*Your objective*
Find the word "Friends" in the records below. List each line containing it.

---------- Supplied data ----------

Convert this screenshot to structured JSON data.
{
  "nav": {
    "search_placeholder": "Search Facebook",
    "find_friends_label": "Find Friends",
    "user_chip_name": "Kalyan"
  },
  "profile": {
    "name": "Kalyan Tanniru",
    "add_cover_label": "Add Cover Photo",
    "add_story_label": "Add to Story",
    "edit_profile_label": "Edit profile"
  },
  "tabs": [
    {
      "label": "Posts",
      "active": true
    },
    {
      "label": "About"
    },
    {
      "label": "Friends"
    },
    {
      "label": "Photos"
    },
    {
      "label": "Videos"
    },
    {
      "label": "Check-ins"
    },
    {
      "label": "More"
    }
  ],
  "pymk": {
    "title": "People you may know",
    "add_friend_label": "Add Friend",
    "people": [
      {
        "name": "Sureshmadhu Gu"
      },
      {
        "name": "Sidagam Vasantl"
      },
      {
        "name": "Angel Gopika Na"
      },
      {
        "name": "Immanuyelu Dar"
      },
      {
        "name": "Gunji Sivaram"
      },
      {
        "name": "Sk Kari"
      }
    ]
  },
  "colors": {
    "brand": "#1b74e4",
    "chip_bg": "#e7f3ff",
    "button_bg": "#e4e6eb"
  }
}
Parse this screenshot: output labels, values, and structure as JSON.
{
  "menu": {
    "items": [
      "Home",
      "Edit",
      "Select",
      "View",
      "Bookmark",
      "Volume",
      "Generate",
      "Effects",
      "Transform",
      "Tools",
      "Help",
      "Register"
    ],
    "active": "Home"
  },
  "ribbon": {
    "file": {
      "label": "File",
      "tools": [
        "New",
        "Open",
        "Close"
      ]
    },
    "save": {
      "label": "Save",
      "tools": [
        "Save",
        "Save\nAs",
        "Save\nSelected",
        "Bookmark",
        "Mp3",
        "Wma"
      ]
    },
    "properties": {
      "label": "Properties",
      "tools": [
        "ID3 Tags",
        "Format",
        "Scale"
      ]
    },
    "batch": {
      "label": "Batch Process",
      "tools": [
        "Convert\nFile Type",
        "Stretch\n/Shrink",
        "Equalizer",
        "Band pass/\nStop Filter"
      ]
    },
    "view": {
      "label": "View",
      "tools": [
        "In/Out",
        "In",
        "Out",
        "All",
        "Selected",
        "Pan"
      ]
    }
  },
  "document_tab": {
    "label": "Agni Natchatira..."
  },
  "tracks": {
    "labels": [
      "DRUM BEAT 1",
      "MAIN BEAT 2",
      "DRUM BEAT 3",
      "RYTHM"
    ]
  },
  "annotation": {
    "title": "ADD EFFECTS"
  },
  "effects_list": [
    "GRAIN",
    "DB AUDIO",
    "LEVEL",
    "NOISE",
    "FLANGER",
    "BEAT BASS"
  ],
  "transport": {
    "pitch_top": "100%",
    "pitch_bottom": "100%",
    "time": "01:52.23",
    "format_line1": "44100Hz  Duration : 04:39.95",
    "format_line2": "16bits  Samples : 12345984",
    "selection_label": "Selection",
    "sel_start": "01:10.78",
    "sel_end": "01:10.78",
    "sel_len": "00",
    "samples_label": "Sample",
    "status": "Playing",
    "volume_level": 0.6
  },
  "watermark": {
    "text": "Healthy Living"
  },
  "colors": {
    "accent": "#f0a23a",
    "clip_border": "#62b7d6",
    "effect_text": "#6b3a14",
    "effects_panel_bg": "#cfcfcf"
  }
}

----------

*Task solution*
    "find_friends_label": "Find Friends",
      "label": "Friends"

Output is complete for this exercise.